(Available records):
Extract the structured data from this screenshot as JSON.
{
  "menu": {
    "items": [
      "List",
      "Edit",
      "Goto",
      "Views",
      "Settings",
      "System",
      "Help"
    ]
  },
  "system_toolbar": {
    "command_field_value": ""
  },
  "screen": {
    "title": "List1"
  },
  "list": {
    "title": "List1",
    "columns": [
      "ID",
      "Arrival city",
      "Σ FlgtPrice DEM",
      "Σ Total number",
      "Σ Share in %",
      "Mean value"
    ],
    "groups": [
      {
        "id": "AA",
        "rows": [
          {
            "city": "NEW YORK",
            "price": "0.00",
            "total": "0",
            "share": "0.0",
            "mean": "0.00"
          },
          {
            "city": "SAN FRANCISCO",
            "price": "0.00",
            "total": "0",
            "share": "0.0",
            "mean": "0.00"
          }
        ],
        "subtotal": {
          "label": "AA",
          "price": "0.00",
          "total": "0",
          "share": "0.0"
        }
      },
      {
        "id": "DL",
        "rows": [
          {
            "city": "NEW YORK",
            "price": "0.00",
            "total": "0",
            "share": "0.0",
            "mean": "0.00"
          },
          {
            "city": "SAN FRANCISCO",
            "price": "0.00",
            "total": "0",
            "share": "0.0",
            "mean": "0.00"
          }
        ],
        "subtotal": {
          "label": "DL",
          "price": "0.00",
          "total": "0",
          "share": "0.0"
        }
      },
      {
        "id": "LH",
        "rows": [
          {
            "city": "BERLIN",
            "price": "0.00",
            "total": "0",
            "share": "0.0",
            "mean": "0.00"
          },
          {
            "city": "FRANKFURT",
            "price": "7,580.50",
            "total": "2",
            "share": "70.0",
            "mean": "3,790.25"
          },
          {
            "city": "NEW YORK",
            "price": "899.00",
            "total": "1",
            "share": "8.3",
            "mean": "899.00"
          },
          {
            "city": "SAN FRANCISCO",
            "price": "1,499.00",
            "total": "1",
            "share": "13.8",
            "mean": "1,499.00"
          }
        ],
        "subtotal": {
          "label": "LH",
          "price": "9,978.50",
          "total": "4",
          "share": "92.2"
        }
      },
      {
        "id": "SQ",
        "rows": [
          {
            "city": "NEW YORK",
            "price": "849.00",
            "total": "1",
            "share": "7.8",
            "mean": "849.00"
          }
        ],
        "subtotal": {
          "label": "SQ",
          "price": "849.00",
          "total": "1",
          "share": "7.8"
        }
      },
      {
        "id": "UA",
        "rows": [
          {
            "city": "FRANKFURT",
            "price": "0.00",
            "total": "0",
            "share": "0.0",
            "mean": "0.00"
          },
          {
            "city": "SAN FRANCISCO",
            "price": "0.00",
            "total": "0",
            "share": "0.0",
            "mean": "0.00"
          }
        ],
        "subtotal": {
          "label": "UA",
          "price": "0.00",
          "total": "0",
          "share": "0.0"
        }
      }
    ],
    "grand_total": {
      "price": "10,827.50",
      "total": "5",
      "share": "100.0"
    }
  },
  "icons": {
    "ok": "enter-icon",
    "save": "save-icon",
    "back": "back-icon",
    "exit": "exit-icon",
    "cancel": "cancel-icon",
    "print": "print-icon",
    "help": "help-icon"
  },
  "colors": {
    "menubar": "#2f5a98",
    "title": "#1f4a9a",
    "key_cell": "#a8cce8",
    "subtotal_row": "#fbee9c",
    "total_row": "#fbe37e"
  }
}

(What is asked): Extract all of the data above without altering anything.

(Finished exercise):
Extract the structured data from this screenshot as JSON.
{
  "menu": {
    "items": [
      "List",
      "Edit",
      "Goto",
      "Views",
      "Settings",
      "System",
      "Help"
    ]
  },
  "system_toolbar": {
    "command_field_value": ""
  },
  "screen": {
    "title": "List1"
  },
  "list": {
    "title": "List1",
    "columns": [
      "ID",
      "Arrival city",
      "Σ FlgtPrice DEM",
      "Σ Total number",
      "Σ Share in %",
      "Mean value"
    ],
    "groups": [
      {
        "id": "AA",
        "rows": [
          {
            "city": "NEW YORK",
            "price": "0.00",
            "total": "0",
            "share": "0.0",
            "mean": "0.00"
          },
          {
            "city": "SAN FRANCISCO",
            "price": "0.00",
            "total": "0",
            "share": "0.0",
            "mean": "0.00"
          }
        ],
        "subtotal": {
          "label": "AA",
          "price": "0.00",
          "total": "0",
          "share": "0.0"
        }
      },
      {
        "id": "DL",
        "rows": [
          {
            "city": "NEW YORK",
            "price": "0.00",
            "total": "0",
            "share": "0.0",
            "mean": "0.00"
          },
          {
            "city": "SAN FRANCISCO",
            "price": "0.00",
            "total": "0",
            "share": "0.0",
            "mean": "0.00"
          }
        ],
        "subtotal": {
          "label": "DL",
          "price": "0.00",
          "total": "0",
          "share": "0.0"
        }
      },
      {
        "id": "LH",
        "rows": [
          {
            "city": "BERLIN",
            "price": "0.00",
            "total": "0",
            "share": "0.0",
            "mean": "0.00"
          },
          {
            "city": "FRANKFURT",
            "price": "7,580.50",
            "total": "2",
            "share": "70.0",
            "mean": "3,790.25"
          },
          {
            "city": "NEW YORK",
            "price": "899.00",
            "total": "1",
            "share": "8.3",
            "mean": "899.00"
          },
          {
            "city": "SAN FRANCISCO",
            "price": "1,499.00",
            "total": "1",
            "share": "13.8",
            "mean": "1,499.00"
          }
        ],
        "subtotal": {
          "label": "LH",
          "price": "9,978.50",
          "total": "4",
          "share": "92.2"
        }
      },
      {
        "id": "SQ",
        "rows": [
          {
            "city": "NEW YORK",
            "price": "849.00",
            "total": "1",
            "share": "7.8",
            "mean": "849.00"
          }
        ],
        "subtotal": {
          "label": "SQ",
          "price": "849.00",
          "total": "1",
          "share": "7.8"
        }
      },
      {
        "id": "UA",
        "rows": [
          {
            "city": "FRANKFURT",
            "price": "0.00",
            "total": "0",
            "share": "0.0",
            "mean": "0.00"
          },
          {
            "city": "SAN FRANCISCO",
            "price": "0.00",
            "total": "0",
            "share": "0.0",
            "mean": "0.00"
          }
        ],
        "subtotal": {
          "label": "UA",
          "price": "0.00",
          "total": "0",
          "share": "0.0"
        }
      }
    ],
    "grand_total": {
      "price": "10,827.50",
      "total": "5",
      "share": "100.0"
    }
  },
  "icons": {
    "ok": "enter-icon",
    "save": "save-icon",
    "back": "back-icon",
    "exit": "exit-icon",
    "cancel": "cancel-icon",
    "print": "print-icon",
    "help": "help-icon"
  },
  "colors": {
    "menubar": "#2f5a98",
    "title": "#1f4a9a",
    "key_cell": "#a8cce8",
    "subtotal_row": "#fbee9c",
    "total_row": "#fbe37e"
  }
}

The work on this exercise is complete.